- Given exercise
Read the records below. Copy each line where the string "MAST" occurs.

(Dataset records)
-- begin --

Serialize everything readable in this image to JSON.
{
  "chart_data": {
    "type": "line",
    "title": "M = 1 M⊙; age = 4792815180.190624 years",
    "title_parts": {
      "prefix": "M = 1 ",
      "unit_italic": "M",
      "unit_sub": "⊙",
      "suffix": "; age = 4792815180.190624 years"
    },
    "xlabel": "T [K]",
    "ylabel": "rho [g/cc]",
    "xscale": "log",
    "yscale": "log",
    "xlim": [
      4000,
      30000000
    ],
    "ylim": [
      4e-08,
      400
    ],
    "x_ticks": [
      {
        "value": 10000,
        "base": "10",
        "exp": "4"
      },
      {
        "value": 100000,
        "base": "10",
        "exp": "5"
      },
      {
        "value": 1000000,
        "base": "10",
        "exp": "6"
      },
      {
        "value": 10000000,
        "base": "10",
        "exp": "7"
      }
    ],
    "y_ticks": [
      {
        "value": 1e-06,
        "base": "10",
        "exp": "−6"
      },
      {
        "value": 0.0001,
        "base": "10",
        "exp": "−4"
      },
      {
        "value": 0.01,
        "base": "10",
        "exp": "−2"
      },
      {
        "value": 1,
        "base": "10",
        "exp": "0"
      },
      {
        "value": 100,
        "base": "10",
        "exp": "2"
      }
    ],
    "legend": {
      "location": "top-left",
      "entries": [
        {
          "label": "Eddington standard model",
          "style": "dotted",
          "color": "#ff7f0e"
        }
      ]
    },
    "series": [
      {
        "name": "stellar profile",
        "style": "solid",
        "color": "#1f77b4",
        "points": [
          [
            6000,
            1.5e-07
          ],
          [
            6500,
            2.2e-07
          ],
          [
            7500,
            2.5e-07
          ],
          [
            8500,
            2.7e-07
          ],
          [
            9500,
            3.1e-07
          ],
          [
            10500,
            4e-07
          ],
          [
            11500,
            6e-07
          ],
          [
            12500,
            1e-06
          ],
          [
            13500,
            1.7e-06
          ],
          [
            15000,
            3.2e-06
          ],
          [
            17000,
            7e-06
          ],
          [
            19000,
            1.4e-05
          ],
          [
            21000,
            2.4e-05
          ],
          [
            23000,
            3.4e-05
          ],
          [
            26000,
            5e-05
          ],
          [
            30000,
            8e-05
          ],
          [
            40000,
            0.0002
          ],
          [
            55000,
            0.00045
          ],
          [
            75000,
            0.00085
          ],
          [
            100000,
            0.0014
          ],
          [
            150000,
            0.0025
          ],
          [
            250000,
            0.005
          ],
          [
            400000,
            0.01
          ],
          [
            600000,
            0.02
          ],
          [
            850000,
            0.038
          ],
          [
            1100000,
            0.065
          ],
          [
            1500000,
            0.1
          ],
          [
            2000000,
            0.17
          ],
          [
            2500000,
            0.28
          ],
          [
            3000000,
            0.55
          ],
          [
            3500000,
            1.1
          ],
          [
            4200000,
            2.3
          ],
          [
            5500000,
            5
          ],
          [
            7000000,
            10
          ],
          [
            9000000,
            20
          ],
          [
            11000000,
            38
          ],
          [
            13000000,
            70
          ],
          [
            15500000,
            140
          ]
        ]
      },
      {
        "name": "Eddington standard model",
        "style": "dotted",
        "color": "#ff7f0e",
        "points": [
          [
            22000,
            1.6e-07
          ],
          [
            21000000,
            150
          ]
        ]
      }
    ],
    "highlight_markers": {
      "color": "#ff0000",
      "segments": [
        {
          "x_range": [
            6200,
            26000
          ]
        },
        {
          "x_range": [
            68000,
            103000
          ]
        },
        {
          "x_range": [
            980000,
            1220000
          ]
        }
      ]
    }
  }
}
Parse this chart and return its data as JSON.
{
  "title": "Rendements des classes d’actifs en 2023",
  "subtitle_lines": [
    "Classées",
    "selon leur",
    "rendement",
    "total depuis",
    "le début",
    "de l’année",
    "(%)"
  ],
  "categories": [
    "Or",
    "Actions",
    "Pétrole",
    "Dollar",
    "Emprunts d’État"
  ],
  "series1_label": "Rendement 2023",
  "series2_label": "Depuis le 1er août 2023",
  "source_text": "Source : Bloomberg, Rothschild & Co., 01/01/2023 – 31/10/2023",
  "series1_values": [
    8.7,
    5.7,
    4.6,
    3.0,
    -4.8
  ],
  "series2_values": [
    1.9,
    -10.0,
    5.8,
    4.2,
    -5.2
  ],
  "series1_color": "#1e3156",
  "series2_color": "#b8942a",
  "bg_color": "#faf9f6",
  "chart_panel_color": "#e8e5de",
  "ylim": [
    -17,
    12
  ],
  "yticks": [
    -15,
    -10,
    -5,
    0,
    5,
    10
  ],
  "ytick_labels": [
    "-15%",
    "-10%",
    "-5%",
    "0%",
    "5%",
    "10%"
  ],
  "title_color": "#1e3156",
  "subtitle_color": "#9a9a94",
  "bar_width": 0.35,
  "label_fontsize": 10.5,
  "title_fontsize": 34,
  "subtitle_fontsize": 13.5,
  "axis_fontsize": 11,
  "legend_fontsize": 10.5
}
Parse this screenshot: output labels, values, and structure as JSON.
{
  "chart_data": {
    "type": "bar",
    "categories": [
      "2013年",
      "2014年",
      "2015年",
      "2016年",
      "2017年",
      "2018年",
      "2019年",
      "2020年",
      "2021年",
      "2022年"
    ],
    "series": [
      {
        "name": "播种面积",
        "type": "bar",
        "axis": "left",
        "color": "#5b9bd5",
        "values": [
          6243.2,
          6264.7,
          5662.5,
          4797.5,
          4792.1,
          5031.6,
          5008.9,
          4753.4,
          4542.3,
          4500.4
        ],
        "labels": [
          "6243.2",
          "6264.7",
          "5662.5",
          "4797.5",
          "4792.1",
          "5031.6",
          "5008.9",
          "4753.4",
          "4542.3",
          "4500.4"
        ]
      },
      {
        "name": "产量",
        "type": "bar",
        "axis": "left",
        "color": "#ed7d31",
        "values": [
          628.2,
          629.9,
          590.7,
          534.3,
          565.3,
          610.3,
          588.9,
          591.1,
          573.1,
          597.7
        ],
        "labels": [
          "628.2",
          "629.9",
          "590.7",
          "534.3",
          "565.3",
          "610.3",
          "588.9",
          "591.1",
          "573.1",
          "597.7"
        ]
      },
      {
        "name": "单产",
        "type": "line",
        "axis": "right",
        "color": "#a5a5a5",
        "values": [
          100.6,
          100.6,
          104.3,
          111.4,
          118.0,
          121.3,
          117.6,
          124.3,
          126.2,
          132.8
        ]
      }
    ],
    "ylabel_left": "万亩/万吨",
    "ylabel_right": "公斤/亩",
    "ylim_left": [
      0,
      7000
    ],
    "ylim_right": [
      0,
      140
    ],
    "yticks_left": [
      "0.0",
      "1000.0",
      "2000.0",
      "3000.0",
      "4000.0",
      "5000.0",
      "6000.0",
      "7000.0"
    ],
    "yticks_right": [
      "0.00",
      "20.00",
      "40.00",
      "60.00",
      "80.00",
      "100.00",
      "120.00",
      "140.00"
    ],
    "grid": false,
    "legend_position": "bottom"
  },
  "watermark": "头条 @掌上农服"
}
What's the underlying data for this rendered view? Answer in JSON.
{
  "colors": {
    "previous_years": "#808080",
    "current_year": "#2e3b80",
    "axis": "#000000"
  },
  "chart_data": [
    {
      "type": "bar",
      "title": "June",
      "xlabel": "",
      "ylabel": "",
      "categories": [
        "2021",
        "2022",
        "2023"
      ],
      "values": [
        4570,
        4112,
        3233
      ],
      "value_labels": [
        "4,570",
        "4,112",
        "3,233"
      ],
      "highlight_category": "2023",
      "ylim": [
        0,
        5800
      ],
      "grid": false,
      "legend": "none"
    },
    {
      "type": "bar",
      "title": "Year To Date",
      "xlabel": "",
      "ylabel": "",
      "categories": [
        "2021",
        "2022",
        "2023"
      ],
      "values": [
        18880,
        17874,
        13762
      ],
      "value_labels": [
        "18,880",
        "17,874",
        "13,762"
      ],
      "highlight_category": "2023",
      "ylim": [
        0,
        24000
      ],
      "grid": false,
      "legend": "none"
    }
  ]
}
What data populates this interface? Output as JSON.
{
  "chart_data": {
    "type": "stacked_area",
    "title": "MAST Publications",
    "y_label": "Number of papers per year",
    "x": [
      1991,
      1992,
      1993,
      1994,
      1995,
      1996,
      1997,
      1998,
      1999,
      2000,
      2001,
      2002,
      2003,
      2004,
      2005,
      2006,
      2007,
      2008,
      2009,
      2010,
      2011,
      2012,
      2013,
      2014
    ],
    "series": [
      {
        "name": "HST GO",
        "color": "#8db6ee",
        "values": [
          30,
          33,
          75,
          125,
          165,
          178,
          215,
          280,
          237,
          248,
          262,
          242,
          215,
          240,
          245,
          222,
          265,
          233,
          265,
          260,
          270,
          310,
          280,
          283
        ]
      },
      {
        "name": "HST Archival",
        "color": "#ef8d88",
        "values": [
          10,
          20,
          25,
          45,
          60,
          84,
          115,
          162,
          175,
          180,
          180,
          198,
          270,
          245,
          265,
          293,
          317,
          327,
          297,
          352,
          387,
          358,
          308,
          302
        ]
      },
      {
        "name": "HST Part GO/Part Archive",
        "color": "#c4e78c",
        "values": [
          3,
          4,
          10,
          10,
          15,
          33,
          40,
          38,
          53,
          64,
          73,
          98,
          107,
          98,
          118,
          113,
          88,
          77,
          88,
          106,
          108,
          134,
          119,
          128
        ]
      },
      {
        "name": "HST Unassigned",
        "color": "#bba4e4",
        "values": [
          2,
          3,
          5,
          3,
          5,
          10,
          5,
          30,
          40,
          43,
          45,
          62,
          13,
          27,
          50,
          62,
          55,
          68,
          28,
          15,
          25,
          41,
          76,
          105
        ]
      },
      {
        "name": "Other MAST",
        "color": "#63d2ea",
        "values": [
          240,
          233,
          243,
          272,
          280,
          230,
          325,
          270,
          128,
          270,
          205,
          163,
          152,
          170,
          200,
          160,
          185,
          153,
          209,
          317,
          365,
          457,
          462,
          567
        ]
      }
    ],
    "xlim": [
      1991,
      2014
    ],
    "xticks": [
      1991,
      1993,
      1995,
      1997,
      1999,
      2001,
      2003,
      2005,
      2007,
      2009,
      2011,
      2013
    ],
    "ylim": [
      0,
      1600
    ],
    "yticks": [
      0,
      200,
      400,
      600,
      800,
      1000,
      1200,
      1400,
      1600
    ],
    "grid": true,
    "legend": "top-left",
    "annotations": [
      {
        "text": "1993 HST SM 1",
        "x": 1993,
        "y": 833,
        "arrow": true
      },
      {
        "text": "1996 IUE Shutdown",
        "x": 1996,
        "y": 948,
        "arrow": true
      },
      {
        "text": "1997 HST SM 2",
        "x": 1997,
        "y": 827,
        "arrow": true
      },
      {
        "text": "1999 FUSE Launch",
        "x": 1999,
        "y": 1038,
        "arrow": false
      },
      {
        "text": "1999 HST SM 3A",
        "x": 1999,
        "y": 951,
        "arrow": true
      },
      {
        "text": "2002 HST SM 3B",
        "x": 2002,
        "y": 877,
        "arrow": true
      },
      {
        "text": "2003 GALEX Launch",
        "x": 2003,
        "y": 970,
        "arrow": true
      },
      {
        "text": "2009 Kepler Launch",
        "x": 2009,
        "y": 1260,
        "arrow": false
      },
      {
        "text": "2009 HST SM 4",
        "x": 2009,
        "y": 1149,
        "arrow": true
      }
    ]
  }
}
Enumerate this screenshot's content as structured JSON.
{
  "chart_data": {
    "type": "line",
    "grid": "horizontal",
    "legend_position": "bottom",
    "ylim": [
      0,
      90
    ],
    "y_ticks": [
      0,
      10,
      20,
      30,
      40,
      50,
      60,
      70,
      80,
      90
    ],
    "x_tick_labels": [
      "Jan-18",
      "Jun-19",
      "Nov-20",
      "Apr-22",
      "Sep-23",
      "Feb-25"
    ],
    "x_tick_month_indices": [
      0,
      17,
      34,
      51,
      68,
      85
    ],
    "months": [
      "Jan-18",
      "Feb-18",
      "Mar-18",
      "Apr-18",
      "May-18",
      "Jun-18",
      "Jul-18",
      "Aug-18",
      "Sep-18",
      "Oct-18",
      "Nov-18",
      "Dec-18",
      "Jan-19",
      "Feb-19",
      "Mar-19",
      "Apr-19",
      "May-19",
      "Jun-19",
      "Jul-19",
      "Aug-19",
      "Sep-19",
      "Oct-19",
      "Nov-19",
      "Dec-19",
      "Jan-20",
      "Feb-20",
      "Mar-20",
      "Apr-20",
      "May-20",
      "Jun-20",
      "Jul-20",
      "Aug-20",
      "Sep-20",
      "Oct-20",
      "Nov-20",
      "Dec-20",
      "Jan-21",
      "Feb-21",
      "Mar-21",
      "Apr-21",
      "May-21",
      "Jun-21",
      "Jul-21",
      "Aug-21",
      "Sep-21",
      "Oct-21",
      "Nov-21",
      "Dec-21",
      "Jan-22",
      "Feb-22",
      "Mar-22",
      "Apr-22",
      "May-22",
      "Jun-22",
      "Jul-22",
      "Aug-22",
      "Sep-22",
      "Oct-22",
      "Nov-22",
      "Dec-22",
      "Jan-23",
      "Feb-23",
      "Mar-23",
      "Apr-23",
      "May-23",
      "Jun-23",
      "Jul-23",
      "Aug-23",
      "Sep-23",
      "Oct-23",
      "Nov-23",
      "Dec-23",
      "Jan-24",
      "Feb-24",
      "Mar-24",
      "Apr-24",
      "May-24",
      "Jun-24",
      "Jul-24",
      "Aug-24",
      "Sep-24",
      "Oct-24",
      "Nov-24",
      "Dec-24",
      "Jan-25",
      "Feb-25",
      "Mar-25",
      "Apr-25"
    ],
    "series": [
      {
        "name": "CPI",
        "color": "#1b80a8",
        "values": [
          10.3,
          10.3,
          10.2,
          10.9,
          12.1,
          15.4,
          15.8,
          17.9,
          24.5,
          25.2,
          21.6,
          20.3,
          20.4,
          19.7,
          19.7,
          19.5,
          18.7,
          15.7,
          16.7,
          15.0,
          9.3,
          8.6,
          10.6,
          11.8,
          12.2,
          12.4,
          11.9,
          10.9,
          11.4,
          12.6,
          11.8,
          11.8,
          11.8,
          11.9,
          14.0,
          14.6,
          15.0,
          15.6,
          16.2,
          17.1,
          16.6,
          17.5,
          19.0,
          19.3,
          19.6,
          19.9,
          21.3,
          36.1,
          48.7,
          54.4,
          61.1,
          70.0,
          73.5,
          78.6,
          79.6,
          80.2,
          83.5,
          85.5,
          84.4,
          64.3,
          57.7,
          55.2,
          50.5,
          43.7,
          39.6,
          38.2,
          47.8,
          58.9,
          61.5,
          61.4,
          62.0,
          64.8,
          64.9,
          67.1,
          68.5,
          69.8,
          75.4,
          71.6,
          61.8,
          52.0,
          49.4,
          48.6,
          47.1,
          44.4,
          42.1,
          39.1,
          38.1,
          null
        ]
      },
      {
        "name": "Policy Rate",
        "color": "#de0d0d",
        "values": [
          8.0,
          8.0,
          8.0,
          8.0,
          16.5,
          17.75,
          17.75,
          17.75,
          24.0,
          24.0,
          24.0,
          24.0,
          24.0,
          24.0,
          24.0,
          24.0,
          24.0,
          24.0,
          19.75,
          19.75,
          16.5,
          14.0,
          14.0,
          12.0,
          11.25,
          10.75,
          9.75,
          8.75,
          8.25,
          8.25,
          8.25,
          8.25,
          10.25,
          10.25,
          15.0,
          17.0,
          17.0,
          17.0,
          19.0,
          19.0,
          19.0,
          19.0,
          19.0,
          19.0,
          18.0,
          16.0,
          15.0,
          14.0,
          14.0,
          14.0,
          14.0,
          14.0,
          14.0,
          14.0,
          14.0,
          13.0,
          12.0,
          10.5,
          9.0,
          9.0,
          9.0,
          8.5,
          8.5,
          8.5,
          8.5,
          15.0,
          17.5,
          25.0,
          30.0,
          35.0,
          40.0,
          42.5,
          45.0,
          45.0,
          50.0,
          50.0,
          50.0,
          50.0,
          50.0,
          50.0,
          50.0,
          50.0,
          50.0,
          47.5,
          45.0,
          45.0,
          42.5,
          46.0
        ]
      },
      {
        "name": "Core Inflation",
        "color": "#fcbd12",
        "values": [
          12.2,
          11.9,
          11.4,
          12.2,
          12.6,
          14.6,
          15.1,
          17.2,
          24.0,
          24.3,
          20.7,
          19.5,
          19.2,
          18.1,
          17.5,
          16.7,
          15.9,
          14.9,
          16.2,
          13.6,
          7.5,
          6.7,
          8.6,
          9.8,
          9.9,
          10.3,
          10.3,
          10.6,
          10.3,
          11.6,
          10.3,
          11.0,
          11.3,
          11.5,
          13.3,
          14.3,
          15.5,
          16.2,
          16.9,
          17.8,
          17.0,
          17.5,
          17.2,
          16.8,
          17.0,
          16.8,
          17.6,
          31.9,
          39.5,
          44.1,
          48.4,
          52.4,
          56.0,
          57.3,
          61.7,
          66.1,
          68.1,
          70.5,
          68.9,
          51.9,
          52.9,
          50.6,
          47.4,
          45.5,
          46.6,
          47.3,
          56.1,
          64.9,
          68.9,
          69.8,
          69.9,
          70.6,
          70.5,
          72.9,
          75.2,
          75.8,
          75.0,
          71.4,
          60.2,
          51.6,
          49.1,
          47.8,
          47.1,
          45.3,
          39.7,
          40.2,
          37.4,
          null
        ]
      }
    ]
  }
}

-- end --

- Output below
    "title": "MAST Publications",
        "name": "Other MAST",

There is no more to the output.